= THE PROBLEM =
Reproduce the listing below line for line, changing nothing.

= MATERIAL =
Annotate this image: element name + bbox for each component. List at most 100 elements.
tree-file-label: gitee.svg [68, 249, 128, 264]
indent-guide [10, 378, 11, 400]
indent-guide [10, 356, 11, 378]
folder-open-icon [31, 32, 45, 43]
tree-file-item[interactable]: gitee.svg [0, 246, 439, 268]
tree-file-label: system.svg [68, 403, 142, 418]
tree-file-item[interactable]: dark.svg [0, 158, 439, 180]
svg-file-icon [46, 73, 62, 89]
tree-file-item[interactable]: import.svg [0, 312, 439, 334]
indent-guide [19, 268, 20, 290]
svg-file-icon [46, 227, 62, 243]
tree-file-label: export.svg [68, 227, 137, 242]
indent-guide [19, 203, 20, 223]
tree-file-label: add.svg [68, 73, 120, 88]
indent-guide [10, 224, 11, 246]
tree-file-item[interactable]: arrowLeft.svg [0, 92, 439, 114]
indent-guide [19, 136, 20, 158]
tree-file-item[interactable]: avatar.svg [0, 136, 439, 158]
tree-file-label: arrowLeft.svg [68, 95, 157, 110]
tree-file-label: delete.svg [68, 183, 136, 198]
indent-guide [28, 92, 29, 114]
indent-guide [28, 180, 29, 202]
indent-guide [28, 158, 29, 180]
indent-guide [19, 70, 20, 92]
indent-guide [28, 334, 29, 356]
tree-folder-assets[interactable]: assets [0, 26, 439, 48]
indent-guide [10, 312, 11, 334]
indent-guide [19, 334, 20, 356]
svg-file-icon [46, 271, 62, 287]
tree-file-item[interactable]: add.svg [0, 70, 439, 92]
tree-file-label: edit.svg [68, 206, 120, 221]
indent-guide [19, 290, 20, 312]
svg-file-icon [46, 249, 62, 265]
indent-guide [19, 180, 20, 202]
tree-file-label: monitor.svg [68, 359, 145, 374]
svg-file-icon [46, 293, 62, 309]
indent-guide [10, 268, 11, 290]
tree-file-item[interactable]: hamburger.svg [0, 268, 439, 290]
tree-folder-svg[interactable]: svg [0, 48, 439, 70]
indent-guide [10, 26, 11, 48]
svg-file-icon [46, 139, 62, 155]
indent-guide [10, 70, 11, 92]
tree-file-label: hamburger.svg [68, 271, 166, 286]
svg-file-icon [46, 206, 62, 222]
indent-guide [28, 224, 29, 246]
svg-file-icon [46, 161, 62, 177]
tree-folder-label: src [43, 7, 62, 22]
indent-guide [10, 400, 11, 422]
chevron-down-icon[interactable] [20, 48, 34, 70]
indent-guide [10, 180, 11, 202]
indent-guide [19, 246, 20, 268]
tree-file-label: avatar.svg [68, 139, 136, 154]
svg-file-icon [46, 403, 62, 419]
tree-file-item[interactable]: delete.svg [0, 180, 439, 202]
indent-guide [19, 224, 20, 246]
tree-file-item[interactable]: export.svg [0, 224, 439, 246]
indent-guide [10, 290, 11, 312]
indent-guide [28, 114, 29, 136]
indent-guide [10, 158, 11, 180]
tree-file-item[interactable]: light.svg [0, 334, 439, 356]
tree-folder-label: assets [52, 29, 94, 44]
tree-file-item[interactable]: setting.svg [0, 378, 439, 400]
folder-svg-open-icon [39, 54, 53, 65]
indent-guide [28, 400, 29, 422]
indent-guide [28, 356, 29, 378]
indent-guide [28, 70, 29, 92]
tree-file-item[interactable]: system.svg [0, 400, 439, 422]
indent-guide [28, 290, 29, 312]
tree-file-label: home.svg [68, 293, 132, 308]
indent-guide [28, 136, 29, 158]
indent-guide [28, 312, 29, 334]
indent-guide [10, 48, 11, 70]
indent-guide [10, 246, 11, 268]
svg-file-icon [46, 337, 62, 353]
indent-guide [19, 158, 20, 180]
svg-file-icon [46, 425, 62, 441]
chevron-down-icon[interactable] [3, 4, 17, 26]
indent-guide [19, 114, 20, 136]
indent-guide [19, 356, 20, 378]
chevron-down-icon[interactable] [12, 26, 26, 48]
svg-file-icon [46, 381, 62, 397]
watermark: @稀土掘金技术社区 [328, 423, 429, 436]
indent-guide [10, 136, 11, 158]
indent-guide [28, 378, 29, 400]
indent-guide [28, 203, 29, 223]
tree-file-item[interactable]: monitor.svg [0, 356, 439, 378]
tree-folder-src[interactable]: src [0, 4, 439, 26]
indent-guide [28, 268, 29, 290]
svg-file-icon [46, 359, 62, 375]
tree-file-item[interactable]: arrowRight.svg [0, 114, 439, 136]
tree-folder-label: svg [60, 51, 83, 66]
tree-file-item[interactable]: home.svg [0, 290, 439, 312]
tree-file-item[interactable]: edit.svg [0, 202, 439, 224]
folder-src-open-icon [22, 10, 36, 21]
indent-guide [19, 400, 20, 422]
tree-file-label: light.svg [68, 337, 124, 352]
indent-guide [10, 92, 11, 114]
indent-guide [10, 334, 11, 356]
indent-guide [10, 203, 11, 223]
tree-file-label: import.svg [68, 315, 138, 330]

= OUTPUT FOR THIS EXERCISE =
Annotate this image: element name + bbox for each component. List at most 100 elements.
tree-file-label: gitee.svg [68, 249, 128, 264]
indent-guide [10, 378, 11, 400]
indent-guide [10, 356, 11, 378]
folder-open-icon [31, 32, 45, 43]
tree-file-item[interactable]: gitee.svg [0, 246, 439, 268]
tree-file-label: system.svg [68, 403, 142, 418]
tree-file-item[interactable]: dark.svg [0, 158, 439, 180]
svg-file-icon [46, 73, 62, 89]
tree-file-item[interactable]: import.svg [0, 312, 439, 334]
indent-guide [19, 268, 20, 290]
svg-file-icon [46, 227, 62, 243]
tree-file-label: export.svg [68, 227, 137, 242]
indent-guide [19, 203, 20, 223]
tree-file-label: add.svg [68, 73, 120, 88]
indent-guide [10, 224, 11, 246]
tree-file-item[interactable]: arrowLeft.svg [0, 92, 439, 114]
indent-guide [19, 136, 20, 158]
tree-file-item[interactable]: avatar.svg [0, 136, 439, 158]
tree-file-label: arrowLeft.svg [68, 95, 157, 110]
tree-file-label: delete.svg [68, 183, 136, 198]
indent-guide [28, 92, 29, 114]
indent-guide [28, 180, 29, 202]
indent-guide [28, 158, 29, 180]
indent-guide [19, 70, 20, 92]
indent-guide [28, 334, 29, 356]
tree-folder-assets[interactable]: assets [0, 26, 439, 48]
indent-guide [10, 312, 11, 334]
indent-guide [19, 334, 20, 356]
svg-file-icon [46, 271, 62, 287]
tree-file-item[interactable]: add.svg [0, 70, 439, 92]
tree-file-label: edit.svg [68, 206, 120, 221]
indent-guide [19, 290, 20, 312]
svg-file-icon [46, 249, 62, 265]
indent-guide [19, 180, 20, 202]
tree-file-label: monitor.svg [68, 359, 145, 374]
svg-file-icon [46, 293, 62, 309]
indent-guide [10, 268, 11, 290]
tree-file-item[interactable]: hamburger.svg [0, 268, 439, 290]
tree-folder-svg[interactable]: svg [0, 48, 439, 70]
indent-guide [10, 26, 11, 48]
svg-file-icon [46, 139, 62, 155]
indent-guide [10, 70, 11, 92]
tree-file-label: hamburger.svg [68, 271, 166, 286]
svg-file-icon [46, 206, 62, 222]
indent-guide [28, 224, 29, 246]
svg-file-icon [46, 161, 62, 177]
tree-folder-label: src [43, 7, 62, 22]
indent-guide [10, 400, 11, 422]
chevron-down-icon[interactable] [20, 48, 34, 70]
indent-guide [10, 180, 11, 202]
indent-guide [19, 246, 20, 268]
tree-file-label: avatar.svg [68, 139, 136, 154]
svg-file-icon [46, 403, 62, 419]
tree-file-item[interactable]: delete.svg [0, 180, 439, 202]
indent-guide [19, 224, 20, 246]
tree-file-item[interactable]: export.svg [0, 224, 439, 246]
indent-guide [10, 290, 11, 312]
indent-guide [28, 114, 29, 136]
indent-guide [10, 158, 11, 180]
tree-file-item[interactable]: light.svg [0, 334, 439, 356]
tree-folder-label: assets [52, 29, 94, 44]
tree-file-item[interactable]: setting.svg [0, 378, 439, 400]
folder-svg-open-icon [39, 54, 53, 65]
indent-guide [28, 400, 29, 422]
indent-guide [28, 356, 29, 378]
indent-guide [28, 70, 29, 92]
tree-file-item[interactable]: system.svg [0, 400, 439, 422]
indent-guide [28, 290, 29, 312]
tree-file-label: home.svg [68, 293, 132, 308]
indent-guide [28, 136, 29, 158]
indent-guide [28, 312, 29, 334]
indent-guide [10, 48, 11, 70]
indent-guide [10, 246, 11, 268]
svg-file-icon [46, 337, 62, 353]
indent-guide [19, 158, 20, 180]
svg-file-icon [46, 425, 62, 441]
chevron-down-icon[interactable] [3, 4, 17, 26]
indent-guide [19, 114, 20, 136]
indent-guide [19, 356, 20, 378]
chevron-down-icon[interactable] [12, 26, 26, 48]
svg-file-icon [46, 381, 62, 397]
watermark: @稀土掘金技术社区 [328, 423, 429, 436]
indent-guide [10, 136, 11, 158]
indent-guide [28, 378, 29, 400]
indent-guide [28, 203, 29, 223]
tree-file-item[interactable]: monitor.svg [0, 356, 439, 378]
tree-folder-src[interactable]: src [0, 4, 439, 26]
indent-guide [28, 268, 29, 290]
svg-file-icon [46, 359, 62, 375]
tree-file-item[interactable]: arrowRight.svg [0, 114, 439, 136]
tree-folder-label: svg [60, 51, 83, 66]
tree-file-item[interactable]: home.svg [0, 290, 439, 312]
tree-file-item[interactable]: edit.svg [0, 202, 439, 224]
folder-src-open-icon [22, 10, 36, 21]
indent-guide [19, 400, 20, 422]
tree-file-label: light.svg [68, 337, 124, 352]
indent-guide [10, 92, 11, 114]
indent-guide [10, 334, 11, 356]
indent-guide [10, 203, 11, 223]
tree-file-label: import.svg [68, 315, 138, 330]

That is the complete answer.